**Brief:** Copy the full set of lines exactly as given.

— Start Listed records —

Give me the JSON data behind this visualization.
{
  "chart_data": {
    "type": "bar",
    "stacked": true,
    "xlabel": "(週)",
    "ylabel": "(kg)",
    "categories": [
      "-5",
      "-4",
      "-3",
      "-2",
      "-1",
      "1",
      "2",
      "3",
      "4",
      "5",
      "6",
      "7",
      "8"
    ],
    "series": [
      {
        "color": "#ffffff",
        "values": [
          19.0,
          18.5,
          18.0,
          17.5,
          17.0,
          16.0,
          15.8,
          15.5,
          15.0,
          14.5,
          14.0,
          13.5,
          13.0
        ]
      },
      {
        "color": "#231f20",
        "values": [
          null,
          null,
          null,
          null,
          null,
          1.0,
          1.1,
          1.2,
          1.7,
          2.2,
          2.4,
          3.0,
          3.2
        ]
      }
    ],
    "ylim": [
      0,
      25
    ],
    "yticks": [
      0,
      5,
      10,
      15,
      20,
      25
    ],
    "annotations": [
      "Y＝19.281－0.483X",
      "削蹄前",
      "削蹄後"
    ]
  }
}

— End Listed records —

**Solution for this exercise:**
Give me the JSON data behind this visualization.
{
  "chart_data": {
    "type": "bar",
    "stacked": true,
    "xlabel": "(週)",
    "ylabel": "(kg)",
    "categories": [
      "-5",
      "-4",
      "-3",
      "-2",
      "-1",
      "1",
      "2",
      "3",
      "4",
      "5",
      "6",
      "7",
      "8"
    ],
    "series": [
      {
        "color": "#ffffff",
        "values": [
          19.0,
          18.5,
          18.0,
          17.5,
          17.0,
          16.0,
          15.8,
          15.5,
          15.0,
          14.5,
          14.0,
          13.5,
          13.0
        ]
      },
      {
        "color": "#231f20",
        "values": [
          null,
          null,
          null,
          null,
          null,
          1.0,
          1.1,
          1.2,
          1.7,
          2.2,
          2.4,
          3.0,
          3.2
        ]
      }
    ],
    "ylim": [
      0,
      25
    ],
    "yticks": [
      0,
      5,
      10,
      15,
      20,
      25
    ],
    "annotations": [
      "Y＝19.281－0.483X",
      "削蹄前",
      "削蹄後"
    ]
  }
}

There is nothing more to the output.